>> Begin

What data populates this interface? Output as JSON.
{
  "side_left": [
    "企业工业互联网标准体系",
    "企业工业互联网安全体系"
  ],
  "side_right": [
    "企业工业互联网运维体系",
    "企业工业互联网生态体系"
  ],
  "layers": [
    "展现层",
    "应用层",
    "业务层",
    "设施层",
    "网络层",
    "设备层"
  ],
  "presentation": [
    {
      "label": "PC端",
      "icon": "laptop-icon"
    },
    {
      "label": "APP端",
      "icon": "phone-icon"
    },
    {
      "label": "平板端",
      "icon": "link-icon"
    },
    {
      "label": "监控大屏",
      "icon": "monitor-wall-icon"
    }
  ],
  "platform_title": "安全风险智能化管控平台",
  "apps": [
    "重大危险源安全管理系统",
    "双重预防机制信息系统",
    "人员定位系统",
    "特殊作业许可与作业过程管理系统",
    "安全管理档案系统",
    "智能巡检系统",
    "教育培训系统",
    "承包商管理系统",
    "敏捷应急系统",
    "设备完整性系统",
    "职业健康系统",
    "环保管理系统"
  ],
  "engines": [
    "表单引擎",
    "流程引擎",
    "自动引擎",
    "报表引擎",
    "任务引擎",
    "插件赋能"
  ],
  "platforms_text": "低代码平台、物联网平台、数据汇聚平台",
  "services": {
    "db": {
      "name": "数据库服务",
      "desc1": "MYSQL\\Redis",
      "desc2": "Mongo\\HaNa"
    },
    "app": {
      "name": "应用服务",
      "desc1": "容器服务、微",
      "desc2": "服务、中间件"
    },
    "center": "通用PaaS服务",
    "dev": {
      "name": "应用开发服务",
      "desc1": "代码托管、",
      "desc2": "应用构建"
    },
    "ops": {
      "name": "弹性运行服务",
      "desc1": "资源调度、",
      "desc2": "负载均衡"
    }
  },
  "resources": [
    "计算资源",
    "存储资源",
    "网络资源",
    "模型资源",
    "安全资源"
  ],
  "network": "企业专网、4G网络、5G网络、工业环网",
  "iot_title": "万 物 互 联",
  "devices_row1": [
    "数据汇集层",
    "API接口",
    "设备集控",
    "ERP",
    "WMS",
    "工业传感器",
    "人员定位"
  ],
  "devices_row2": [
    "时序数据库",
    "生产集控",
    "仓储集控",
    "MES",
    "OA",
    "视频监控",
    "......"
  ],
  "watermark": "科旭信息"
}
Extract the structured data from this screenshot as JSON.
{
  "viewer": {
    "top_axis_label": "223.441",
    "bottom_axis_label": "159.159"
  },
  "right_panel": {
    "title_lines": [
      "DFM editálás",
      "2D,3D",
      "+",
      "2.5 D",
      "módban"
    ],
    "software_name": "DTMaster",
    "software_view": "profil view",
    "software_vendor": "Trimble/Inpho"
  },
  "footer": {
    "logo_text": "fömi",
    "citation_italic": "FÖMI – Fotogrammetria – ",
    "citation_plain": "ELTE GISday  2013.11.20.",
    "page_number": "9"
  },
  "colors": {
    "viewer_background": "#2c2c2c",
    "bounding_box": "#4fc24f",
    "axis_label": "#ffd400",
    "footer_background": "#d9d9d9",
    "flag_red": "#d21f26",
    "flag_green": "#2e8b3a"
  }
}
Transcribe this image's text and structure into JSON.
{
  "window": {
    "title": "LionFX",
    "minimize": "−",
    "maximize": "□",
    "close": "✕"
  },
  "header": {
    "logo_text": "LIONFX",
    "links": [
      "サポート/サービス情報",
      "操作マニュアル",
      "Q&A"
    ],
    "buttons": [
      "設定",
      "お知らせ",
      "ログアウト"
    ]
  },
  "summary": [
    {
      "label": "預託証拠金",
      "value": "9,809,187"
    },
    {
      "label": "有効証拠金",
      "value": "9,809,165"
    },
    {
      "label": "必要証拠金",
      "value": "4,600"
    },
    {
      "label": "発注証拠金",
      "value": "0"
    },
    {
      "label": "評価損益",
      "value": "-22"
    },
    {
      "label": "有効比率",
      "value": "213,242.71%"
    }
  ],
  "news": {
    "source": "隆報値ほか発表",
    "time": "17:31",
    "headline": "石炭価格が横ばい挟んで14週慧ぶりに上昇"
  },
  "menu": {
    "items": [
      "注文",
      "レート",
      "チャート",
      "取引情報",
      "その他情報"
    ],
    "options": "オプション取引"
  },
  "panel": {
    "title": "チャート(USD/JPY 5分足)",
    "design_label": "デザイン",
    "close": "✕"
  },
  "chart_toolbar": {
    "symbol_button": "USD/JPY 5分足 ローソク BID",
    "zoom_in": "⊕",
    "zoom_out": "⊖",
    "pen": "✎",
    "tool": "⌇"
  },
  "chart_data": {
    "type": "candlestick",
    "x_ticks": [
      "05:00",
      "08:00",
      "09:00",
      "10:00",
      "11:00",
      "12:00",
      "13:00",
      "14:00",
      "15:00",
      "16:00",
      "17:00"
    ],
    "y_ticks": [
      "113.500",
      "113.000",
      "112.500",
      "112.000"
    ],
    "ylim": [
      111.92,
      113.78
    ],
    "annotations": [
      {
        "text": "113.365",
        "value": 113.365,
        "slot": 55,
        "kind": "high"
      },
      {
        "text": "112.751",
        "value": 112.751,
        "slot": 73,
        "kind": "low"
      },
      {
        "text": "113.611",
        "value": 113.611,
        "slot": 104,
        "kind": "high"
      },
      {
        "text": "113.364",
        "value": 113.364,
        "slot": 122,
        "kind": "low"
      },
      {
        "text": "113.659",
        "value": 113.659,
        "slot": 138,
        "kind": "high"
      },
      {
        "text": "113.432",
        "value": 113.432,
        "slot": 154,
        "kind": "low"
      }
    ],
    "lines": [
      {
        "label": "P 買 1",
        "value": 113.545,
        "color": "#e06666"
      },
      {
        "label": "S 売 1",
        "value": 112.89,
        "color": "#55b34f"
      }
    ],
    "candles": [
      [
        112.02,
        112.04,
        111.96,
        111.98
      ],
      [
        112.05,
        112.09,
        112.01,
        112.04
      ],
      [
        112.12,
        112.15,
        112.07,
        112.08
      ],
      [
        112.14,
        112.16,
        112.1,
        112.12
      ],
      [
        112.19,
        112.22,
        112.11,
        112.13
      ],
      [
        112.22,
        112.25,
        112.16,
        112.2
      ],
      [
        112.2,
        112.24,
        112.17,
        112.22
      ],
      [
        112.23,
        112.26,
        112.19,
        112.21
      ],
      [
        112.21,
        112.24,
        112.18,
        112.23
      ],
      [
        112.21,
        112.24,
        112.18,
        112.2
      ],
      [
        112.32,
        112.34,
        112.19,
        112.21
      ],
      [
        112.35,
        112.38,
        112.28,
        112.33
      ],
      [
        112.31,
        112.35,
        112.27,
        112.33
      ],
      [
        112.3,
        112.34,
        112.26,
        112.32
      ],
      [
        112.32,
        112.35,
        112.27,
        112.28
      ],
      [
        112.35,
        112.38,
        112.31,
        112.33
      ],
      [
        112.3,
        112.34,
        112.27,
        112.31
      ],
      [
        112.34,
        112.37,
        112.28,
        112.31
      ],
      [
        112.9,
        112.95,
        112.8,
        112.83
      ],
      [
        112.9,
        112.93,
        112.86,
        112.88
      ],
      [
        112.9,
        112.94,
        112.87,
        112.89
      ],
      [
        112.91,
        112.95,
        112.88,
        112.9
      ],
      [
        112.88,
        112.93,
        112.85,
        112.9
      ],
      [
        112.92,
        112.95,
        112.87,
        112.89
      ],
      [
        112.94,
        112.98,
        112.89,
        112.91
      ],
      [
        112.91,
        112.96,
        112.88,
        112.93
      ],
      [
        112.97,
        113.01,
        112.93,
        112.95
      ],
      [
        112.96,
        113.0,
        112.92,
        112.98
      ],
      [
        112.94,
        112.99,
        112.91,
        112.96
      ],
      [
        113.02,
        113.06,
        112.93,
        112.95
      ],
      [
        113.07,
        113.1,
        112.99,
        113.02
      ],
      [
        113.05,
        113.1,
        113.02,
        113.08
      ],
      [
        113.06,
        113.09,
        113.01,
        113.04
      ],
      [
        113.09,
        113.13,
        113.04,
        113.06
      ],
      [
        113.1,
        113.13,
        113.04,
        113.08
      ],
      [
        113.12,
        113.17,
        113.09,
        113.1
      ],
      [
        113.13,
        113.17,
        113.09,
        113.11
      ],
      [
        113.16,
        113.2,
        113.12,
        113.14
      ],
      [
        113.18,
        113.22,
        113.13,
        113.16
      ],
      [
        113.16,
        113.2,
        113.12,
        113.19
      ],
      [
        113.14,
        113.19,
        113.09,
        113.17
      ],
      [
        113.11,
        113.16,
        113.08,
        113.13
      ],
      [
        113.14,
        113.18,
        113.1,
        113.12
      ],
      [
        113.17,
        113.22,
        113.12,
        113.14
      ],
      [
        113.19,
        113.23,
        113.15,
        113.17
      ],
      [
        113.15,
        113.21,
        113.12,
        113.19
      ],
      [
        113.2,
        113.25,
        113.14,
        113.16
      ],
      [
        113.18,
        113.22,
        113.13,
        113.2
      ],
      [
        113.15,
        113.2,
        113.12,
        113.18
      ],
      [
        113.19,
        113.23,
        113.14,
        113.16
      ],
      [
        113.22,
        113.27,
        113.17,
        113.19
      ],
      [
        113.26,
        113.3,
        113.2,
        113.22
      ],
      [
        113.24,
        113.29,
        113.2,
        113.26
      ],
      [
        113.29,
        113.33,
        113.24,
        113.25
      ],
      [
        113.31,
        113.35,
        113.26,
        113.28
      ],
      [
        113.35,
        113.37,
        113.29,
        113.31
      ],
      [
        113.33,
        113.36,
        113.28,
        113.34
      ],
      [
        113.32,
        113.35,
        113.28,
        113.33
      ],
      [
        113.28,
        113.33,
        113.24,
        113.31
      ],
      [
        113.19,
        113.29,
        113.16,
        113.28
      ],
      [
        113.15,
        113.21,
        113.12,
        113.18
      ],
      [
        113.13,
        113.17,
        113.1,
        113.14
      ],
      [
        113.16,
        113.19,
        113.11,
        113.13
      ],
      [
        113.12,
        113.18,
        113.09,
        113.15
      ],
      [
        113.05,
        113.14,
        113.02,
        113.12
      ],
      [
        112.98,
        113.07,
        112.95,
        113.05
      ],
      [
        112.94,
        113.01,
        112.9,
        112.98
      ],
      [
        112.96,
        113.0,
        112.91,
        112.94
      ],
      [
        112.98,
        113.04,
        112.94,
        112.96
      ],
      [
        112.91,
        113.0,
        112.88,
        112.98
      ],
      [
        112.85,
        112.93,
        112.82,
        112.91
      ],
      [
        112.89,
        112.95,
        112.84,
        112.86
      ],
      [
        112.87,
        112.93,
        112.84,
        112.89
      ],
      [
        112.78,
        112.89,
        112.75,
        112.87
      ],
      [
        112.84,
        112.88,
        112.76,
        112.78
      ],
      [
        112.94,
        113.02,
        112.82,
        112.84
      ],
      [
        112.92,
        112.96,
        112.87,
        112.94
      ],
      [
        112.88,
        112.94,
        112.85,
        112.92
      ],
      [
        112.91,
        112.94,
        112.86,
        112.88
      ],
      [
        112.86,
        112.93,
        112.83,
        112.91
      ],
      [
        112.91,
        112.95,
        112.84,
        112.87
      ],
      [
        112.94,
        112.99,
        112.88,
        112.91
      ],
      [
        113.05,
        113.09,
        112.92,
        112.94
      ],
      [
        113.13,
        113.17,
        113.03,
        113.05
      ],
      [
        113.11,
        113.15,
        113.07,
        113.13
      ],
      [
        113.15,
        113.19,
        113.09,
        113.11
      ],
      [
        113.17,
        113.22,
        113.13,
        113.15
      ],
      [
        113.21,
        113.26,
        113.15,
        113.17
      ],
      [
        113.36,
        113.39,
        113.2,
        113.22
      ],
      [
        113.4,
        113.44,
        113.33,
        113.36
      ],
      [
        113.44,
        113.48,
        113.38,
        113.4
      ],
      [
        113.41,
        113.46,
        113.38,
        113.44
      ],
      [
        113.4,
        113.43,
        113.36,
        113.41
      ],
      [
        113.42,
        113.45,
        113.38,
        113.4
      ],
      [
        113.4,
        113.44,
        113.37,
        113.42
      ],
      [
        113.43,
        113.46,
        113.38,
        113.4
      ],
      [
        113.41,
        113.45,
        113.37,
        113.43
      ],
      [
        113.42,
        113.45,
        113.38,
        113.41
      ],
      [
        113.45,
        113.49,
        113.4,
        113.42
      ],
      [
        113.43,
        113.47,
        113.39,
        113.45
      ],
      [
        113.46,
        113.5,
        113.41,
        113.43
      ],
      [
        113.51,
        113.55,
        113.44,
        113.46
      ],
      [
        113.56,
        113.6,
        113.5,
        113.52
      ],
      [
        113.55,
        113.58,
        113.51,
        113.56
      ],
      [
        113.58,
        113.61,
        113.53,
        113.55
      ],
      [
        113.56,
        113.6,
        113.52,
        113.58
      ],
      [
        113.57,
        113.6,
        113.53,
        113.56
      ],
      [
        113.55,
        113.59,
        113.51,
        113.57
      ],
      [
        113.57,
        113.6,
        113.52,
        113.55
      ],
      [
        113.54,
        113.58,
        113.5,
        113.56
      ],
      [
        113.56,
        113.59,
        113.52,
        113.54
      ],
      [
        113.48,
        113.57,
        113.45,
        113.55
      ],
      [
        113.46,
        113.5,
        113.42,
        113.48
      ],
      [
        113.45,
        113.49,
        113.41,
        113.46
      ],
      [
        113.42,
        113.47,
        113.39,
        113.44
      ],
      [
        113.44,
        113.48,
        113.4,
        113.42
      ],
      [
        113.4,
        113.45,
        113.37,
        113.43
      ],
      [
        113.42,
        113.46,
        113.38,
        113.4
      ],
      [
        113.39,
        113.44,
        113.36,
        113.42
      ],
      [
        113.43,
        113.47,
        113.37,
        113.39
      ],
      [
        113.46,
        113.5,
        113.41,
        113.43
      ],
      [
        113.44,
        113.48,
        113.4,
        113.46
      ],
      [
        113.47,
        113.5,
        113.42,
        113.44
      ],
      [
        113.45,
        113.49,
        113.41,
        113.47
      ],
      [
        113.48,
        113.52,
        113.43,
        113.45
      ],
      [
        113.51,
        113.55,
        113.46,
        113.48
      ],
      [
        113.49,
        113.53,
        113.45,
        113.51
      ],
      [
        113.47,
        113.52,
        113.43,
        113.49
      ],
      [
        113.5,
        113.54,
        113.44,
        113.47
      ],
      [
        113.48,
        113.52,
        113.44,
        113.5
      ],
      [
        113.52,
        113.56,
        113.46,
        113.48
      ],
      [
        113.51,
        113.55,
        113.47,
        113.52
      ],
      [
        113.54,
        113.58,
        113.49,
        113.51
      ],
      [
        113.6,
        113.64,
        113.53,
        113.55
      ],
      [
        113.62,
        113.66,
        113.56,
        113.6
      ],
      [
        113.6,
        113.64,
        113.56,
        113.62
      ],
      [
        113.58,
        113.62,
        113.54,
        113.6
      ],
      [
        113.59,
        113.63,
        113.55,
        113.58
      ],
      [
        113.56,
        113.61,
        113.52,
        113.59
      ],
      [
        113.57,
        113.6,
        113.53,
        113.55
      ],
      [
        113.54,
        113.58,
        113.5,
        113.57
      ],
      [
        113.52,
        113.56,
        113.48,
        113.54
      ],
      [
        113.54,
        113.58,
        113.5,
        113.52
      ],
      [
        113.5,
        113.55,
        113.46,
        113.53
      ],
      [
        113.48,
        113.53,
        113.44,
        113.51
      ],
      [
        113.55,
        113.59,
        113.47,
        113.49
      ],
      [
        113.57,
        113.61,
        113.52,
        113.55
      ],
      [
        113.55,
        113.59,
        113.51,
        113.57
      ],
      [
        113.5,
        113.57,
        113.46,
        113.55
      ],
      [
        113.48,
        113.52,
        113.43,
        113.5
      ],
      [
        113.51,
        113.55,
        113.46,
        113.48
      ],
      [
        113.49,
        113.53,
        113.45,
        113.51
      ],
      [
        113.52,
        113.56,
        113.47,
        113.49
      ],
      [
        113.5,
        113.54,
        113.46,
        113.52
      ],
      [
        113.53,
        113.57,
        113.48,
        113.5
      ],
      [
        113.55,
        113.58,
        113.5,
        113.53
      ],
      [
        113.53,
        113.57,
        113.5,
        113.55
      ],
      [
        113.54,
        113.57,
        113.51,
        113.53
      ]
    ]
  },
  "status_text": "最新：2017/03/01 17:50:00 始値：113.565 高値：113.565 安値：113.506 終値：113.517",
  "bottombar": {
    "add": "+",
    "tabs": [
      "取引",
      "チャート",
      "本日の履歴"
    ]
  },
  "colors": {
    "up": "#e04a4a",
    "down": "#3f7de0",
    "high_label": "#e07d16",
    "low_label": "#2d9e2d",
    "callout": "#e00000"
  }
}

>> End

GIVEN INSTRUCTION
Scan the listing above and identify each line holding the string "this"; copy every such line.

TASK RESPONSE
What data populates this interface? Output as JSON.
Extract the structured data from this screenshot as JSON.
Transcribe this image's text and structure into JSON.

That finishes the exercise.